## INPUT ROWS
— Start —
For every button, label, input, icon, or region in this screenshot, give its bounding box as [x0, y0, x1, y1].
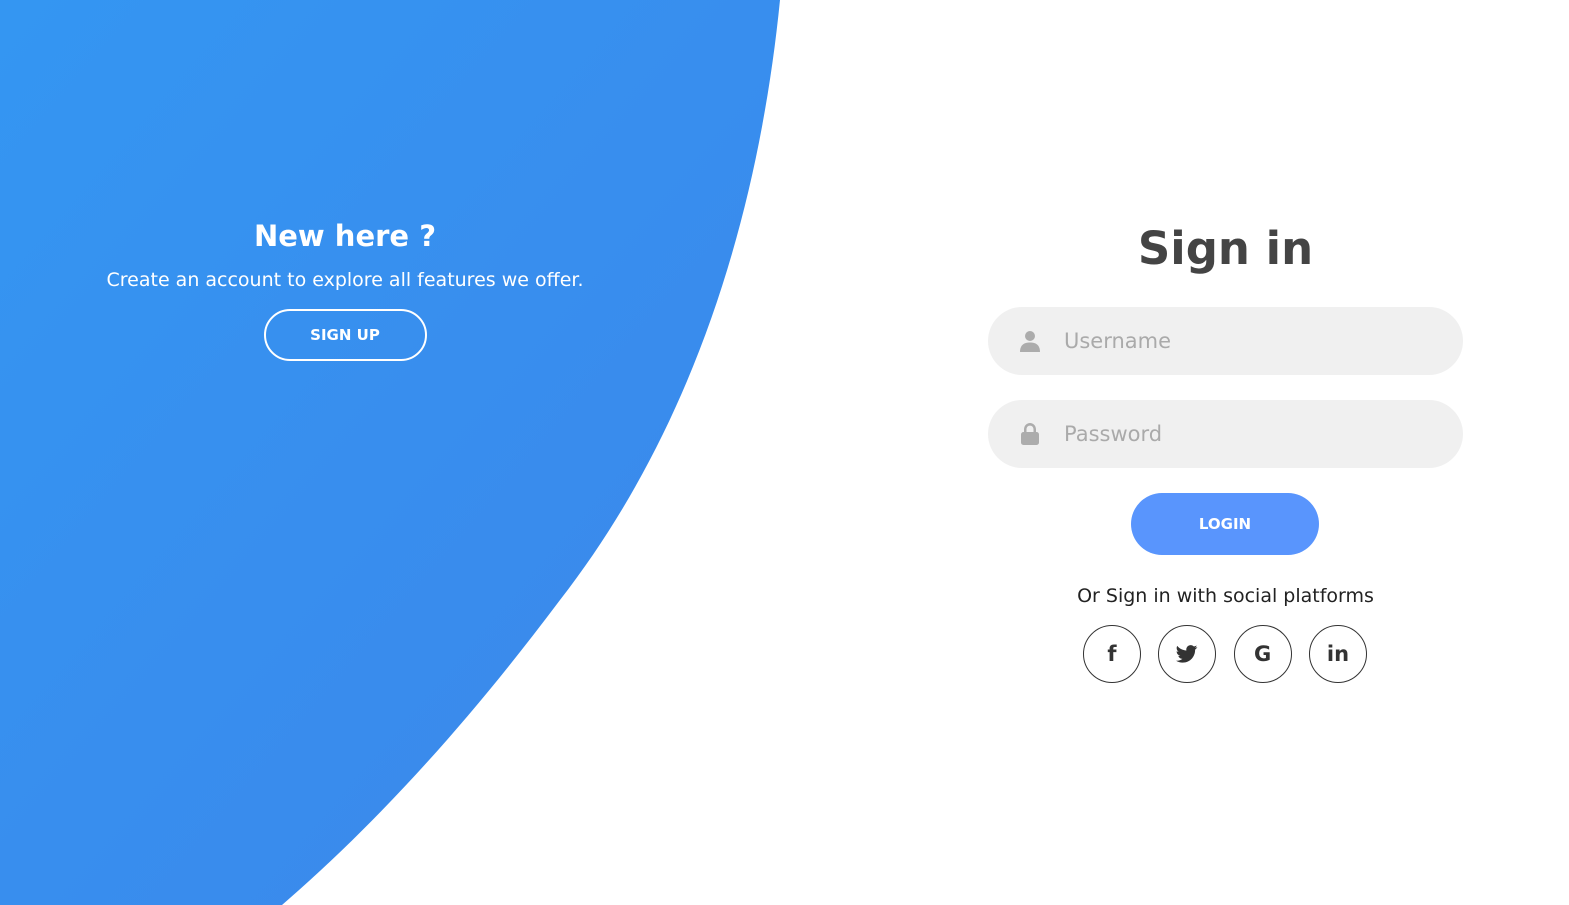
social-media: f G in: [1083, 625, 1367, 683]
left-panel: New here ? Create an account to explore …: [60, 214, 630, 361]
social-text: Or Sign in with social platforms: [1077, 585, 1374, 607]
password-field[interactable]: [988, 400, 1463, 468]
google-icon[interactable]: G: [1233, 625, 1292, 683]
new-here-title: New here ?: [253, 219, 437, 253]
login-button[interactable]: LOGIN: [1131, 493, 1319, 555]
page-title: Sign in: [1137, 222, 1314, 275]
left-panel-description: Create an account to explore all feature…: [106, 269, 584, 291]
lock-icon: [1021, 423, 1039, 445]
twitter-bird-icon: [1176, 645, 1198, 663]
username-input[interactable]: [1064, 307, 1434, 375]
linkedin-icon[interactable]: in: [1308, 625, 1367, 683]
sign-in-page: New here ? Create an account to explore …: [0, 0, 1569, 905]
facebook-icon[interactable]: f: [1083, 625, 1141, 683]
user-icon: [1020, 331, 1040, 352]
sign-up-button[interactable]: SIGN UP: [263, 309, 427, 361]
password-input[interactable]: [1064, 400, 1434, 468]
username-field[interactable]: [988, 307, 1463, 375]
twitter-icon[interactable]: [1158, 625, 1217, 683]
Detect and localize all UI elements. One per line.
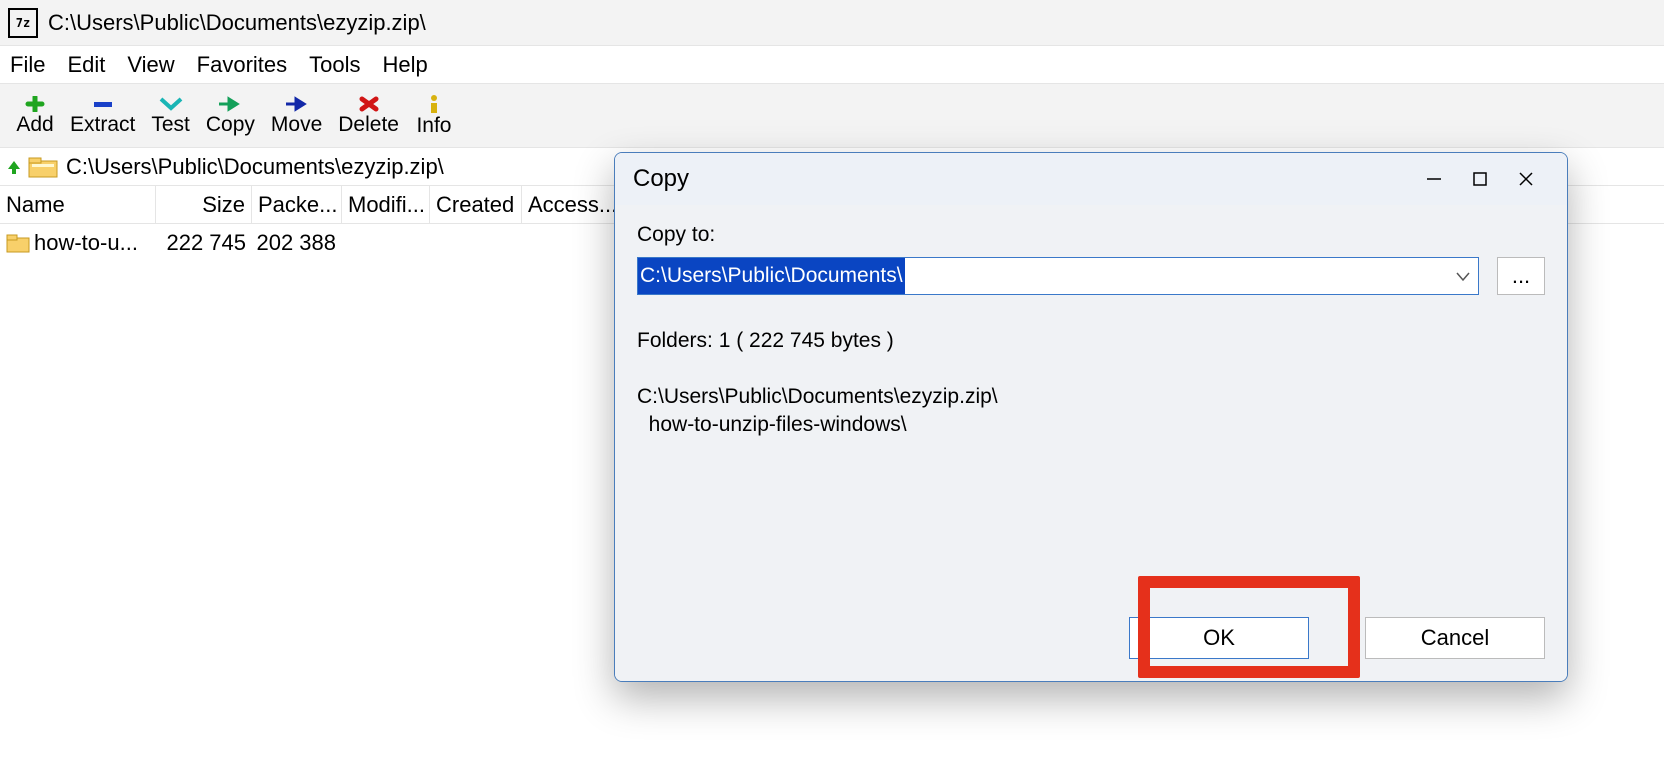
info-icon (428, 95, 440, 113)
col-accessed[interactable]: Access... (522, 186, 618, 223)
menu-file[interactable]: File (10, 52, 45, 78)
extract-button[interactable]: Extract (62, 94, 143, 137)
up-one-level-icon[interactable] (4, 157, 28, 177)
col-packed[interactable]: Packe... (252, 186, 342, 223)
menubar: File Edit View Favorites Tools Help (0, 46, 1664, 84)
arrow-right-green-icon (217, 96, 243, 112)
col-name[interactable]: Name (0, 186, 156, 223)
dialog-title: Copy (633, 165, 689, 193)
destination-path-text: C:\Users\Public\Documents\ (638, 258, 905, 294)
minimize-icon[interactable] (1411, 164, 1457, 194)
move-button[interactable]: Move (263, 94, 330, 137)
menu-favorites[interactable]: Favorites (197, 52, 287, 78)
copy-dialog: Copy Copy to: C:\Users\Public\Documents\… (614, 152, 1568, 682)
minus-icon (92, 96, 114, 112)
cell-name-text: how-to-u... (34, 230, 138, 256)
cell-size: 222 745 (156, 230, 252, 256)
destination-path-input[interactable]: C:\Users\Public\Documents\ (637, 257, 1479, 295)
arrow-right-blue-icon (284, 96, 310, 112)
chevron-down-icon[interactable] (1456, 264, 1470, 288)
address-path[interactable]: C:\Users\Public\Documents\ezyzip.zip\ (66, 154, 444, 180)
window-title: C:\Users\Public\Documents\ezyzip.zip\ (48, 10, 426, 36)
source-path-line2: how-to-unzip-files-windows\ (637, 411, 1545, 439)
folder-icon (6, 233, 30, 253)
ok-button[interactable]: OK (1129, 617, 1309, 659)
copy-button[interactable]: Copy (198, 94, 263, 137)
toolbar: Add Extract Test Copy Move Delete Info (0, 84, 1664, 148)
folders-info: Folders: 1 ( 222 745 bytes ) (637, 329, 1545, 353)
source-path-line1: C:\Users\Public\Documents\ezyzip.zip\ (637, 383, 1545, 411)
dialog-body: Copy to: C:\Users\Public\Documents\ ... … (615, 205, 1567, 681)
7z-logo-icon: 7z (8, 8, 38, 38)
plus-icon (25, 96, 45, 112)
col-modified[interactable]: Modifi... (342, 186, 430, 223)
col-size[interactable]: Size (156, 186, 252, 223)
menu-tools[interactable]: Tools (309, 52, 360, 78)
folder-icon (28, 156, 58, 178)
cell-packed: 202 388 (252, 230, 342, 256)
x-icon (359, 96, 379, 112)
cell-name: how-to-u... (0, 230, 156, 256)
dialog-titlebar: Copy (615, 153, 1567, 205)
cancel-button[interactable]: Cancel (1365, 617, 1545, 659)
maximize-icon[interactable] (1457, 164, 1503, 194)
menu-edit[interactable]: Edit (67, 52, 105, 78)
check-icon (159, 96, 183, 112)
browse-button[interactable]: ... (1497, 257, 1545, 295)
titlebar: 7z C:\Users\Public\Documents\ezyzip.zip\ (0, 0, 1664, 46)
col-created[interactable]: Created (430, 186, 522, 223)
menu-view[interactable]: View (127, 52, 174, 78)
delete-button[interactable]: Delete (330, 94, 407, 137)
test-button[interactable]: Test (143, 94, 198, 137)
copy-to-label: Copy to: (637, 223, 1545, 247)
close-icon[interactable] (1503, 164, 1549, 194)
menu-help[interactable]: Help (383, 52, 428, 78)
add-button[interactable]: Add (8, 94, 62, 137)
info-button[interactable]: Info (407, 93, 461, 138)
— End —
— Start —
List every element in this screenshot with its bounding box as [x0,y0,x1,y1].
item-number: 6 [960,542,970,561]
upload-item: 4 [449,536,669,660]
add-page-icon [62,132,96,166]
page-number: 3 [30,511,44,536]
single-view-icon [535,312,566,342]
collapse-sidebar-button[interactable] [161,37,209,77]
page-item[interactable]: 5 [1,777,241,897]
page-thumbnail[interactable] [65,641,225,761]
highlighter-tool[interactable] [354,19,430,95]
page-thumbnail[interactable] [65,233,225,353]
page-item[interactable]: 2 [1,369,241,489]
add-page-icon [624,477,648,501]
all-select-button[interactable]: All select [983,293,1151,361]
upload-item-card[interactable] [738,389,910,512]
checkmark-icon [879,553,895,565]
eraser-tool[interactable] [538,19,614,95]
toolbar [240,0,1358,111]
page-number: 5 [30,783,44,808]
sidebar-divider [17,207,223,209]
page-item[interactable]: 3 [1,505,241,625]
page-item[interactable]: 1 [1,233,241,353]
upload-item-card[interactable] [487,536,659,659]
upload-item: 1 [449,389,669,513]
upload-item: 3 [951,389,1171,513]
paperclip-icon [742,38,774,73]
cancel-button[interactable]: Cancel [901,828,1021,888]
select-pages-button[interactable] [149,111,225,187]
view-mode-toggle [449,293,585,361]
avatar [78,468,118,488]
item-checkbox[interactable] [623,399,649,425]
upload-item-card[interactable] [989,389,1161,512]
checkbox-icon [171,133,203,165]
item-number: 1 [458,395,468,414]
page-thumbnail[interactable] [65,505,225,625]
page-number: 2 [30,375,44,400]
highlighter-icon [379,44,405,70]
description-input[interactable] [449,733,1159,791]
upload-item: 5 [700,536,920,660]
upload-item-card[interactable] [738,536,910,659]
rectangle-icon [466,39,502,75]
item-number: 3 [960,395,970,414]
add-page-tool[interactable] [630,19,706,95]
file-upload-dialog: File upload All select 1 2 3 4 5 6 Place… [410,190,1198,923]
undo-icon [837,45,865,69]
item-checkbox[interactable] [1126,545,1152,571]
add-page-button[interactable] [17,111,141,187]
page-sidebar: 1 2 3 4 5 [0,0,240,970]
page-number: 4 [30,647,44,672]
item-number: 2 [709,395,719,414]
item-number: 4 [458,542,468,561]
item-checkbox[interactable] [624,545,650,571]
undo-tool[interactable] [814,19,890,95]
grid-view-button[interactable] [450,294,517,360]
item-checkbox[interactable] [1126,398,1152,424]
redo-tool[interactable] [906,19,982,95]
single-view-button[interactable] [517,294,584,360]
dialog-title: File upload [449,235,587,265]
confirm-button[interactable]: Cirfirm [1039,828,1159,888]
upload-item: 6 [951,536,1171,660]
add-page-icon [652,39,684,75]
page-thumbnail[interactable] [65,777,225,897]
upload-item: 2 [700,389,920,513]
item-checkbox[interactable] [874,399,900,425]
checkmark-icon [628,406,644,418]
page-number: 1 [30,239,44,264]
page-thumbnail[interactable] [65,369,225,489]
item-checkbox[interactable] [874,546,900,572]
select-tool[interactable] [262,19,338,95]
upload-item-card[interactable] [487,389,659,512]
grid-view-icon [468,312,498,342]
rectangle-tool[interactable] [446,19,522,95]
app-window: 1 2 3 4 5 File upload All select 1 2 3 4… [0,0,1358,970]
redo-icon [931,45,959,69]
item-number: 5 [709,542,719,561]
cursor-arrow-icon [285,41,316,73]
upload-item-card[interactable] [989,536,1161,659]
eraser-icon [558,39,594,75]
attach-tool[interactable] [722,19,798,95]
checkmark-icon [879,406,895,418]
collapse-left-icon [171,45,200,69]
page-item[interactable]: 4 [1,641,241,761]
— End —
## TASK BRIEF
Copy out the part of the data that opens with the line containing "List every element" and closes with the line containing "page-number: 2 [30,375,44,400]", both lines included.

## WORKED SOLUTION
List every element in this screenshot with its bounding box as [x0,y0,x1,y1].
item-number: 6 [960,542,970,561]
upload-item: 4 [449,536,669,660]
add-page-icon [62,132,96,166]
page-number: 3 [30,511,44,536]
single-view-icon [535,312,566,342]
collapse-sidebar-button[interactable] [161,37,209,77]
page-item[interactable]: 5 [1,777,241,897]
page-thumbnail[interactable] [65,641,225,761]
highlighter-tool[interactable] [354,19,430,95]
page-thumbnail[interactable] [65,233,225,353]
page-item[interactable]: 2 [1,369,241,489]
add-page-icon [624,477,648,501]
all-select-button[interactable]: All select [983,293,1151,361]
upload-item-card[interactable] [738,389,910,512]
checkmark-icon [879,553,895,565]
eraser-tool[interactable] [538,19,614,95]
toolbar [240,0,1358,111]
page-number: 5 [30,783,44,808]
sidebar-divider [17,207,223,209]
page-item[interactable]: 3 [1,505,241,625]
page-item[interactable]: 1 [1,233,241,353]
upload-item-card[interactable] [487,536,659,659]
upload-item: 1 [449,389,669,513]
upload-item: 3 [951,389,1171,513]
paperclip-icon [742,38,774,73]
cancel-button[interactable]: Cancel [901,828,1021,888]
select-pages-button[interactable] [149,111,225,187]
view-mode-toggle [449,293,585,361]
avatar [78,468,118,488]
item-checkbox[interactable] [623,399,649,425]
upload-item-card[interactable] [989,389,1161,512]
checkbox-icon [171,133,203,165]
item-number: 1 [458,395,468,414]
page-thumbnail[interactable] [65,505,225,625]
page-number: 2 [30,375,44,400]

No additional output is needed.